• _Texto para revisar_

========================================================================

Allí, a inicios de los setenta, una nueva tribu con ansias refrigeradas empezó a agolparse en garitos de noche que tenían por única ventilación el ventanuco del baño. Algo empezaba a estallar en todas direcciones. Por ejemplo, la Cascorro Factory, el colectivo de Ouka Leele, Alberto García-Alix y Ceesepe que vendía tebeos y revistas (El Carajillo Vacilón, Star, Ajoblanco…) en un tenderete del Rastro. Enrolado en esa aventura, el artista diseñó el brutal logotipo de la editorial La Banda de Moebius: un niño vestido de primera comunión mutilado, con abundante sangre entre las piernas.
Esa chispa contracultural activó la maquinaria de la Movida, “ese folclore de la revolución”, en palabras de Francisco Umbral. Ceesepe se convirtió en uno de los artistas más emblemáticos del movimiento, del que formó parte mientras ensanchaba libertades hasta el desgarrón. Luego, cuando se redujo a marca y nostalgia, abominó de él. “¡La Movida! No quiero tener nada que ver ni con Alaska, ni con Mario Vaquerizo, ni con Fabio McNamara. Yo no quiero ser un bote de Colón ni salir anunciado en la televisión”, se despachó el ilustrador en una reciente entrevista con Vanity Fair.
Mientras duró el vuelo, Ceesepe se convirtió en el más brillante forjador visual de la Movida. Hizo carteles para algunas de las películas de Almodóvar y portadas de discos para Golpes Bajos, Kiko Veneno y Ketama. Colaboró con Umbral. Y con Manuel Vicent. Hasta llegó a ilustrar una novela corta de Cansinos-Assens: Muerte y transfiguración de Última. También se echó a las cámaras y a los rollos de 16 milímetros. Su primer artefacto audiovisual fue El beso (1980). Le siguieron otros: El día que muera Bombita (1983), Amor apache (1984), Bienaventura ‘El Bruto’ (1986), El eterno adolescente (1989)…
Detalle del cartel de Ceesepe para la película ‘Pepi, Luci, Bom y otras chicas del montón’
En ésas estaba cuando una historieta publicada en el número cuatro de la revista Madriz (Supermarx: salvado por un chino) provocó un enorme revuelo en el Ayuntamiento de Madrid. Alberto Ruiz-Gallardón, entonces concejal en la oposición, pidió al alcalde Enrique Tierno Galván su retirada de los quioscos al tratarse de “una porquería repugnante, pornográfica, blasfema en el sentido jurisdiccional de la palabra, contraria a la moral y a la familia”. Ceesepe se convirtió en el artista más vendido en aquella edición de ARCO, la Feria Internacional de Arte Contemporáneo.

========================================================================

• _Extractos de datos_
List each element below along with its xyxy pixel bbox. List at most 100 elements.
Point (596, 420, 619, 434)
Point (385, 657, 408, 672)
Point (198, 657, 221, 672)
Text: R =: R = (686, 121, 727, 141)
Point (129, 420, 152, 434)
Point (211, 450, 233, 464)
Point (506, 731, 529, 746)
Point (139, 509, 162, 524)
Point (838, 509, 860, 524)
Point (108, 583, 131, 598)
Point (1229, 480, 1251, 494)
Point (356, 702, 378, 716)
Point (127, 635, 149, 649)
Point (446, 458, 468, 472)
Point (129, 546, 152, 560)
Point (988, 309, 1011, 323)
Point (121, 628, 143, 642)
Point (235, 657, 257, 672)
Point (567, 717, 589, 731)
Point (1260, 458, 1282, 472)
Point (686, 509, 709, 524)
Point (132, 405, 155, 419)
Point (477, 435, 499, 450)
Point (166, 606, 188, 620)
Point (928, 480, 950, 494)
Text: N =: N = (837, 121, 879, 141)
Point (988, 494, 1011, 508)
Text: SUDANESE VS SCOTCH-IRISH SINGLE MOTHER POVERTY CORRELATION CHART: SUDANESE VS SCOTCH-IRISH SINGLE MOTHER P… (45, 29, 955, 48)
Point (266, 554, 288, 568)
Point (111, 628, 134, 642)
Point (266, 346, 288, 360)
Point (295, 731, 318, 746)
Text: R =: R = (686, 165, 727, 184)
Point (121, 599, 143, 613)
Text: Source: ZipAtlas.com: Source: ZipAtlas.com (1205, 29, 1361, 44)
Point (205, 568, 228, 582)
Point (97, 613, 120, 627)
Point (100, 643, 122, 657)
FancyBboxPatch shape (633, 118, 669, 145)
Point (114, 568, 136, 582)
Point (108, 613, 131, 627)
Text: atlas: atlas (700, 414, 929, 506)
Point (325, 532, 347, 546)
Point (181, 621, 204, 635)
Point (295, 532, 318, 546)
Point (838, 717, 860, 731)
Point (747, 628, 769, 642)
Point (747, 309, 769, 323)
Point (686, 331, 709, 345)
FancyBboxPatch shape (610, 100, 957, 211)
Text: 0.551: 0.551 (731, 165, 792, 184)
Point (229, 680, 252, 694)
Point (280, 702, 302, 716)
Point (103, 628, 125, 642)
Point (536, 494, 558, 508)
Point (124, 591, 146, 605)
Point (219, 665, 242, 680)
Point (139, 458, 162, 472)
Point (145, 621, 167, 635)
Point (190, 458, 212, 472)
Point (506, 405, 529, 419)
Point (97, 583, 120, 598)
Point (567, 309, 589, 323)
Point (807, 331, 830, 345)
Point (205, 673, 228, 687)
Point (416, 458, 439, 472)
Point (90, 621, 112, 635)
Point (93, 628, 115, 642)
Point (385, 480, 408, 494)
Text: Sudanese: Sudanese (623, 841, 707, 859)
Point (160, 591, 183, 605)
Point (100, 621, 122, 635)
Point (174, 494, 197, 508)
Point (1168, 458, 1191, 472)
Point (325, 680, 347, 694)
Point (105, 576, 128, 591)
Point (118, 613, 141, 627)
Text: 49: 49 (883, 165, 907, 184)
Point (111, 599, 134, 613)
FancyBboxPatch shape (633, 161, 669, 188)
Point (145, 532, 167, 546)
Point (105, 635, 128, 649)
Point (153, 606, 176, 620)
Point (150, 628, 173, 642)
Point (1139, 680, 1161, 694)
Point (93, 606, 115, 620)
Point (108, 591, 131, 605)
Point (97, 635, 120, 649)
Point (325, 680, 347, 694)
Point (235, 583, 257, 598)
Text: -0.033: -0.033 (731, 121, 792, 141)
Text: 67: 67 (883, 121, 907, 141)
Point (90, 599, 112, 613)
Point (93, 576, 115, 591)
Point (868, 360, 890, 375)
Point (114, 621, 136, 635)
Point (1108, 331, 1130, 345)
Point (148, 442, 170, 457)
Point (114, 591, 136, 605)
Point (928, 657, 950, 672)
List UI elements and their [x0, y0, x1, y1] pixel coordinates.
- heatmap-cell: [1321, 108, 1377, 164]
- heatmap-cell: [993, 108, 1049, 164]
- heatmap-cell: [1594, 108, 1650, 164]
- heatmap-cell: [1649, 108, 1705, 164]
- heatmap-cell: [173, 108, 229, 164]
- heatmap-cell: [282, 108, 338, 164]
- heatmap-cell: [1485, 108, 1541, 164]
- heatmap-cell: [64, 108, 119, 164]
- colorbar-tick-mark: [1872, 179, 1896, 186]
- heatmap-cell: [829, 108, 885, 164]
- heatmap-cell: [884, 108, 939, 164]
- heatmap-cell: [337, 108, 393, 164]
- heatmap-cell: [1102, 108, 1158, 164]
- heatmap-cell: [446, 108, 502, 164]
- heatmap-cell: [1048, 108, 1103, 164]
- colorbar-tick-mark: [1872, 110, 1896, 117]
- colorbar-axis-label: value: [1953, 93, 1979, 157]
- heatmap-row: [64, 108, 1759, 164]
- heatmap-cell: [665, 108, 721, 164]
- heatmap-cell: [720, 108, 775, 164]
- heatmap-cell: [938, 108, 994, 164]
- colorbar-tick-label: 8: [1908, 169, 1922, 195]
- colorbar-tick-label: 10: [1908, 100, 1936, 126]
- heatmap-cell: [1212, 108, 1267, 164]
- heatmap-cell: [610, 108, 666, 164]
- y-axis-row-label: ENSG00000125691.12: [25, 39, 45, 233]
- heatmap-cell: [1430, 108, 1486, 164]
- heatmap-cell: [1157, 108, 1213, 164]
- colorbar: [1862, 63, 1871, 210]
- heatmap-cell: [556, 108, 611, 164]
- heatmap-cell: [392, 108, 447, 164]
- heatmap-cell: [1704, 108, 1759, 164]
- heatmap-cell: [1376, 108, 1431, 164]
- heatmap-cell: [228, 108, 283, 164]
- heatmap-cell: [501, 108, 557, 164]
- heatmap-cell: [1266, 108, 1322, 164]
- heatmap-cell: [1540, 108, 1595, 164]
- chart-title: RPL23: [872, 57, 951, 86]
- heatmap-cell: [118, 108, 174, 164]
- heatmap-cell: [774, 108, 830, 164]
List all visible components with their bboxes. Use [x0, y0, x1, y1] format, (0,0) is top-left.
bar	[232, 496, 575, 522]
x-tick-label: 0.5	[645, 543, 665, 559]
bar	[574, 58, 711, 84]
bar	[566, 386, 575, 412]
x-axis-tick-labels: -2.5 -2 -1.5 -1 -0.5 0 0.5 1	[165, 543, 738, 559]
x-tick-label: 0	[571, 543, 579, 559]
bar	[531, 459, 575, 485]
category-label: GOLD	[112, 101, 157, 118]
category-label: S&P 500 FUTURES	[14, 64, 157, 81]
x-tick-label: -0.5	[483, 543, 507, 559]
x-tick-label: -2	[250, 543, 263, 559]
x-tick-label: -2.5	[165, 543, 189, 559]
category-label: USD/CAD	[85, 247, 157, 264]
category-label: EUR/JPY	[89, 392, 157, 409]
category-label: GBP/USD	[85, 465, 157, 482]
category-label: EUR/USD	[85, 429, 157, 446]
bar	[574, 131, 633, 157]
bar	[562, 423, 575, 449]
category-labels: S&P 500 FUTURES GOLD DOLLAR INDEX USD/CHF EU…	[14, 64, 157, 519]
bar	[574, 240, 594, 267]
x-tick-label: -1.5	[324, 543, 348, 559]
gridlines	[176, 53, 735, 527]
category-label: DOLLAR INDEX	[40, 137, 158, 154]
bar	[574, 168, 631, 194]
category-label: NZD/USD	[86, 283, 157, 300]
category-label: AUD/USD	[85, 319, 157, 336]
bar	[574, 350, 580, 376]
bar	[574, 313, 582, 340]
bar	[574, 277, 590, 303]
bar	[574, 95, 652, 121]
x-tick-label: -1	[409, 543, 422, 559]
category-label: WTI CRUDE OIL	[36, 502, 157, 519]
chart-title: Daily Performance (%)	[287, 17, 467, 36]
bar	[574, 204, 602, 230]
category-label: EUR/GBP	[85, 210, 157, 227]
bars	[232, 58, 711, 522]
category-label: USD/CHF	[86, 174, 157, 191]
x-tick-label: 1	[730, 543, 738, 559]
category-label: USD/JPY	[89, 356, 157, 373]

========================================================================

• _Tarea asignada_
Según el texto sobre Ceesepe, ¿cuál fue su primera obra audiovisual?

• _Ejercicio resuelto_
El beso, de 1980.